=== Vorliegendes Material ===

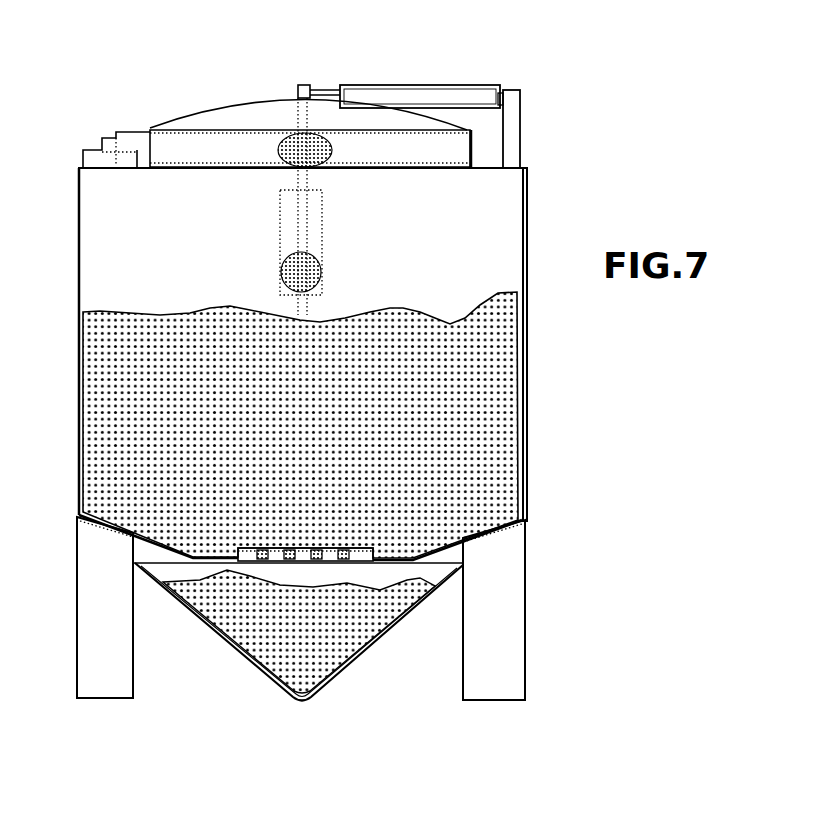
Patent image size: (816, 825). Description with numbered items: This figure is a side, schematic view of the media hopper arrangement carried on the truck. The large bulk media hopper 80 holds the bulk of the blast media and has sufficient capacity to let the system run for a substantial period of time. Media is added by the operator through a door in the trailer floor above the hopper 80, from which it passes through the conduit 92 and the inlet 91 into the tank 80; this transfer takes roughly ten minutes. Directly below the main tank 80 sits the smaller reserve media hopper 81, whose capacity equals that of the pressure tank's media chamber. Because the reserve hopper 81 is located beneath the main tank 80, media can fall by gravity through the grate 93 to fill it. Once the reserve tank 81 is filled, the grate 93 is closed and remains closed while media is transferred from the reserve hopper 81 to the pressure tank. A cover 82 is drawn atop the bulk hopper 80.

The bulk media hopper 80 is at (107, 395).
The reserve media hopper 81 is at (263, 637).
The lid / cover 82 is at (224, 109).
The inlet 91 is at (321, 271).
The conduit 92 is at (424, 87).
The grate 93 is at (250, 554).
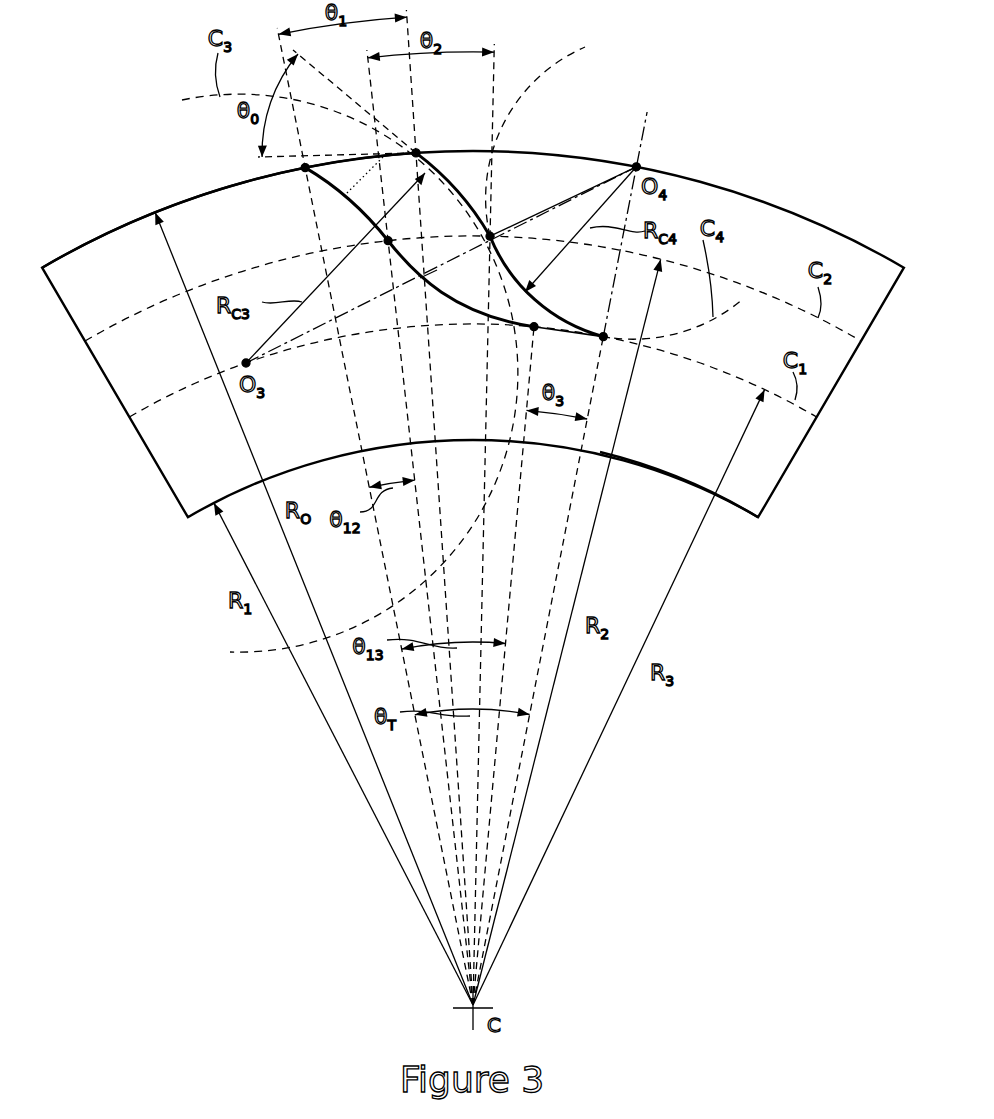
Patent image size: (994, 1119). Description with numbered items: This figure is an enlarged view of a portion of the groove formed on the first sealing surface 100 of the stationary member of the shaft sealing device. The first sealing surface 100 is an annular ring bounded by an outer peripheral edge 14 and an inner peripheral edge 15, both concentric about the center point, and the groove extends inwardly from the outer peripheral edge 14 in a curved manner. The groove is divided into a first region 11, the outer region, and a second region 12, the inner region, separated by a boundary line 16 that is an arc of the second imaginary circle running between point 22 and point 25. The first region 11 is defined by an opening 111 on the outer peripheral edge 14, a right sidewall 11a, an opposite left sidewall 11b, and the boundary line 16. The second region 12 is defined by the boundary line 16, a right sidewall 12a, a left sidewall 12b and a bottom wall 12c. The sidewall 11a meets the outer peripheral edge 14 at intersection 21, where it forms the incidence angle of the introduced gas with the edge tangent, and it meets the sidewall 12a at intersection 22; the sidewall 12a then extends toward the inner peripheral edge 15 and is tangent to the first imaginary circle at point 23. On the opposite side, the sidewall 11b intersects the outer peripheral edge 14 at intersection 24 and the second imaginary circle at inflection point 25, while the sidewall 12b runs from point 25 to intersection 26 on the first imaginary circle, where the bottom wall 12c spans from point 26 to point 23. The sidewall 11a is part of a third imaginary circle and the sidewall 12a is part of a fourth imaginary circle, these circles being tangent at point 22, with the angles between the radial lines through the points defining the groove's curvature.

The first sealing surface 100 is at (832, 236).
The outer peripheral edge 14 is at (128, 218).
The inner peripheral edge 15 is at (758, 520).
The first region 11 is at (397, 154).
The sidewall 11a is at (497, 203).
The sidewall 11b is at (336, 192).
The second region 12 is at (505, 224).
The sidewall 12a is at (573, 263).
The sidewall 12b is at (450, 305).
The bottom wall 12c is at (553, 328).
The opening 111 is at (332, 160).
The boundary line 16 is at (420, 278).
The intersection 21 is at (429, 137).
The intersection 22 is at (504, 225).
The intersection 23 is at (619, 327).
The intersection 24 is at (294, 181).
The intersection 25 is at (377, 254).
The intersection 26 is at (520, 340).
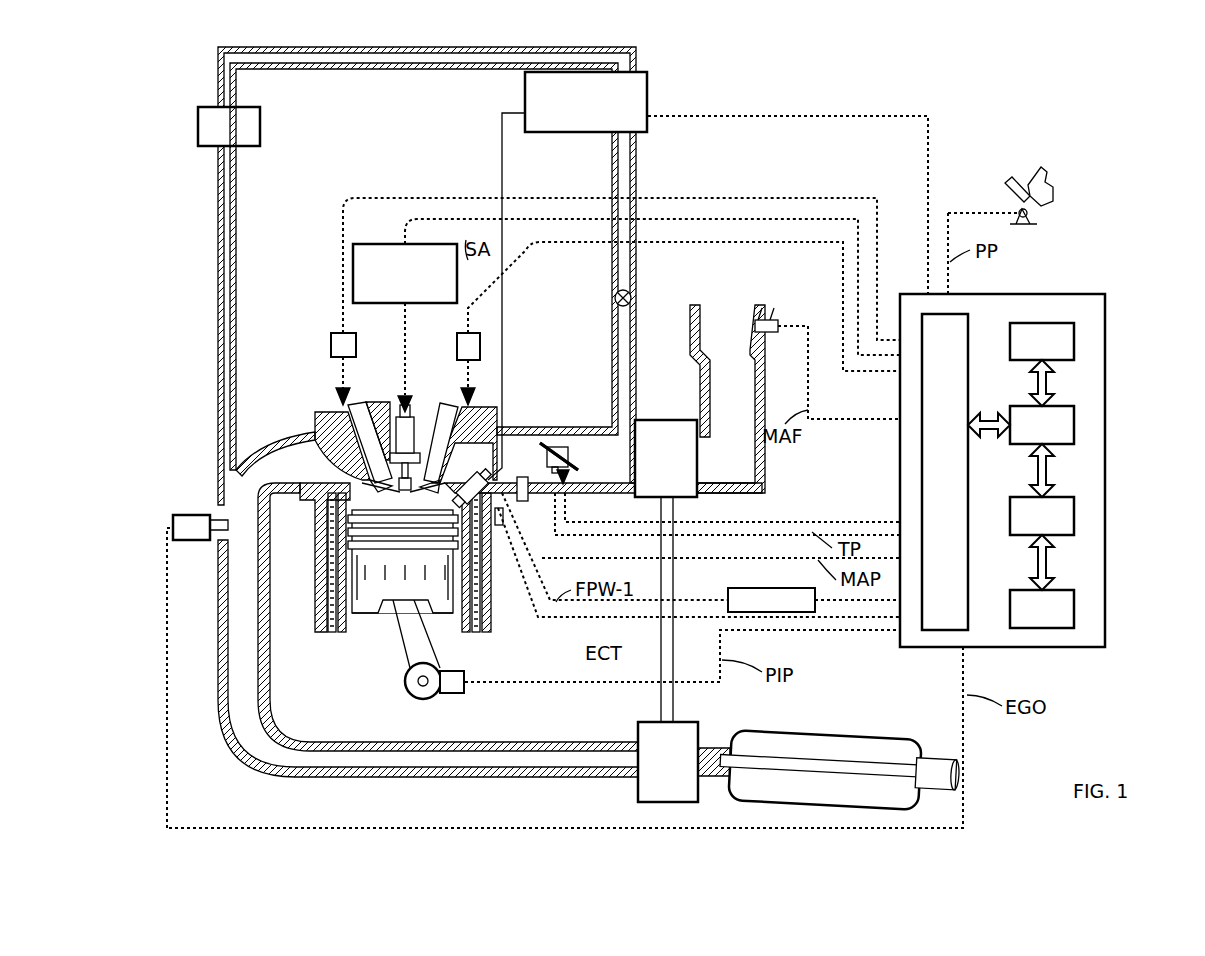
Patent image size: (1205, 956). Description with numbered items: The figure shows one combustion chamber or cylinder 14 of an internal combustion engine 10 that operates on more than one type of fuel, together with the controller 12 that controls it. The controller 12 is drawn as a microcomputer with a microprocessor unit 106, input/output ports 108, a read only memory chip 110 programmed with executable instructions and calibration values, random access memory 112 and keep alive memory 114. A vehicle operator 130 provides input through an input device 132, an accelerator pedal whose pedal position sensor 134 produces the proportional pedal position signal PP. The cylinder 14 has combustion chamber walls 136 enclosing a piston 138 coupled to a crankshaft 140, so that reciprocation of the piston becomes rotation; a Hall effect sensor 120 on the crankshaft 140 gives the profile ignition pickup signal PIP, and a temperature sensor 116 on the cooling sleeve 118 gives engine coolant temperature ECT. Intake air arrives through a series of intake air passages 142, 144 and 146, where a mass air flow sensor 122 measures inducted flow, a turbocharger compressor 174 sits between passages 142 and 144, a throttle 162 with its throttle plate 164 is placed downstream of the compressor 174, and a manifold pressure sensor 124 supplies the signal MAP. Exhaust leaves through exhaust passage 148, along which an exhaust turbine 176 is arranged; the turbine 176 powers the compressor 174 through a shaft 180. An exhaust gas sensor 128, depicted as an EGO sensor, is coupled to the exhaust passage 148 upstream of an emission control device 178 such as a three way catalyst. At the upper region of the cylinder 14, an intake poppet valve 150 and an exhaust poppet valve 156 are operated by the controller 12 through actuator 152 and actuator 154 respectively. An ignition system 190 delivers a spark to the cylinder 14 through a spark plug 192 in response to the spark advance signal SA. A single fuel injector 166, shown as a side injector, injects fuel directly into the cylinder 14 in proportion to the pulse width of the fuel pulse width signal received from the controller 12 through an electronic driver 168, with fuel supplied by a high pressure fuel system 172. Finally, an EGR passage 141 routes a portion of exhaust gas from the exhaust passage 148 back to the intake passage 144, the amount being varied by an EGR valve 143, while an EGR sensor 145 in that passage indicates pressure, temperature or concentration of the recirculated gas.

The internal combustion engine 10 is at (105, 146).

===

**Aufgabenstellung:** Geben Sie jede Zeile des obigen Materials zurück, in der das Wort „grate“ vorkommt. Die Groß- und Kleinschreibung ist dabei zu beachten.

**Lösung der Aufgabe:**
Patent image size: (816, 825). Description with numbered items: This figure is a side, schematic view of the media hopper arrangement carried on the truck. The large bulk media hopper 80 holds the bulk of the blast media and has sufficient capacity to let the system run for a substantial period of time. Media is added by the operator through a door in the trailer floor above the hopper 80, from which it passes through the conduit 92 and the inlet 91 into the tank 80; this transfer takes roughly ten minutes. Directly below the main tank 80 sits the smaller reserve media hopper 81, whose capacity equals that of the pressure tank's media chamber. Because the reserve hopper 81 is located beneath the main tank 80, media can fall by gravity through the grate 93 to fill it. Once the reserve tank 81 is filled, the grate 93 is closed and remains closed while media is transferred from the reserve hopper 81 to the pressure tank. A cover 82 is drawn atop the bulk hopper 80.
The grate 93 is at (250, 554).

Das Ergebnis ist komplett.